(Saved entries)
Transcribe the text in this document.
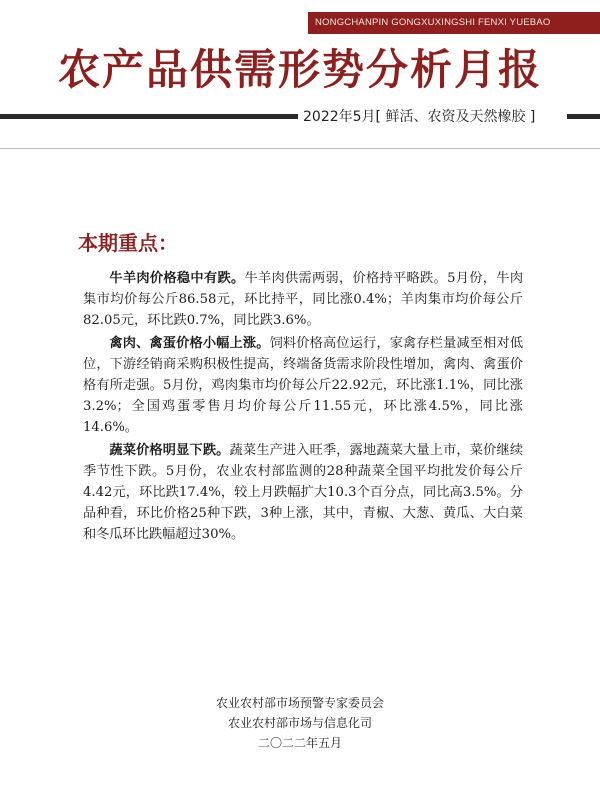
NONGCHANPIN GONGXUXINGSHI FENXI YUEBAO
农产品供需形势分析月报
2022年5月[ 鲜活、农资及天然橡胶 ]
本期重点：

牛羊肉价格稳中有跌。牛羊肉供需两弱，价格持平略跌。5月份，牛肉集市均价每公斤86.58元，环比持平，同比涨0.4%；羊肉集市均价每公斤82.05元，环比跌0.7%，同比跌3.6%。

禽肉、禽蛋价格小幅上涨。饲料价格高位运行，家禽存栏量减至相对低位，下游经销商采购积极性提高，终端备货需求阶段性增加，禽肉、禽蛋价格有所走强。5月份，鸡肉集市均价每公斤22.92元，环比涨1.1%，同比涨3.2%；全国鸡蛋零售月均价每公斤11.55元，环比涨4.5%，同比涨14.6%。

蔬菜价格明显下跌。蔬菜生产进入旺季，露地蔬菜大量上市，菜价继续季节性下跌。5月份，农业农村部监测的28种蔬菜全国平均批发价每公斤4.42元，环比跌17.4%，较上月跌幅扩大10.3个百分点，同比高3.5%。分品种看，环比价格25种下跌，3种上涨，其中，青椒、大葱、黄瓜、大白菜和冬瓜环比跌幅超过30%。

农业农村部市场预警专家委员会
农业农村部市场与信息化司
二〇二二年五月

---

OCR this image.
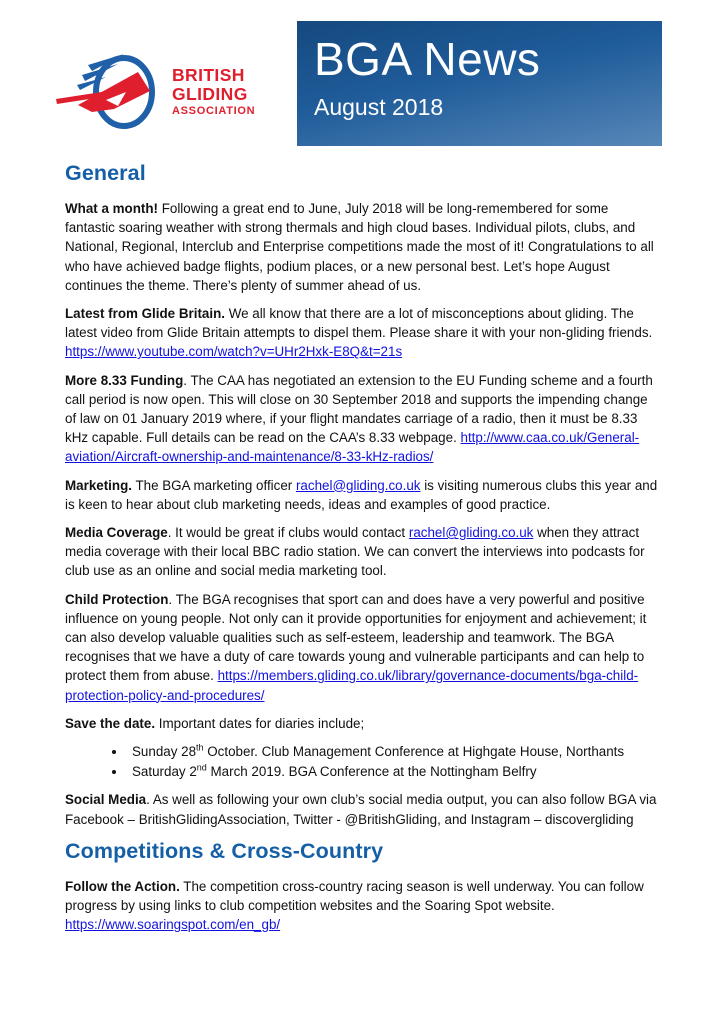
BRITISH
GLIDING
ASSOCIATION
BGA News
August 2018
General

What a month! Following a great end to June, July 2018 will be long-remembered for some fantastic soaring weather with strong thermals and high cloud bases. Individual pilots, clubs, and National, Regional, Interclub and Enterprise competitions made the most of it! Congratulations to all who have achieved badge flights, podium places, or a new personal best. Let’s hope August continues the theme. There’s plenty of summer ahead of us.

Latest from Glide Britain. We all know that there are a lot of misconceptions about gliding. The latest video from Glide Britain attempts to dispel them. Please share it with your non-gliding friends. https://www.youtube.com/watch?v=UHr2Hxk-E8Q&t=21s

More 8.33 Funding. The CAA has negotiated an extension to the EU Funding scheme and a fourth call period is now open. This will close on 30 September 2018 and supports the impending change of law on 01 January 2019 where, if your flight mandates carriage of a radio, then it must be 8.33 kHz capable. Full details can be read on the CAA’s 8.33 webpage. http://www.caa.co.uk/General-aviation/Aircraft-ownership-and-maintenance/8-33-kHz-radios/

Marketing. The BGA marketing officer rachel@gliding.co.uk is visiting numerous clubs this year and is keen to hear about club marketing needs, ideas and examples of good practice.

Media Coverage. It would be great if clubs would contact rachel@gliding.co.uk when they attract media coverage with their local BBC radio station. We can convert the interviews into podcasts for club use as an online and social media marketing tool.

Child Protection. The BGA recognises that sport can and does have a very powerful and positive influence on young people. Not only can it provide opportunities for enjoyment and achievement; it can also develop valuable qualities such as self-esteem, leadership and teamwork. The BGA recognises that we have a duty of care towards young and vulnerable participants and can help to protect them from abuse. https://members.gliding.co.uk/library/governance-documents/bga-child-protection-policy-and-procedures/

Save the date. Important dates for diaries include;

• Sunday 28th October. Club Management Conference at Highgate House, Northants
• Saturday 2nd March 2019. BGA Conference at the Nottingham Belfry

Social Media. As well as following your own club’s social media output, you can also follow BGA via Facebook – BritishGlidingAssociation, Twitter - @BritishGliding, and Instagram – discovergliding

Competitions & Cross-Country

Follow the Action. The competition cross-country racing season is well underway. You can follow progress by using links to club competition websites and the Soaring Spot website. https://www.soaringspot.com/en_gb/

_Prompt_
In the entries above, find every line with the word "Conference" and list it.

_Solution_
• Sunday 28th October. Club Management Conference at Highgate House, Northants
• Saturday 2nd March 2019. BGA Conference at the Nottingham Belfry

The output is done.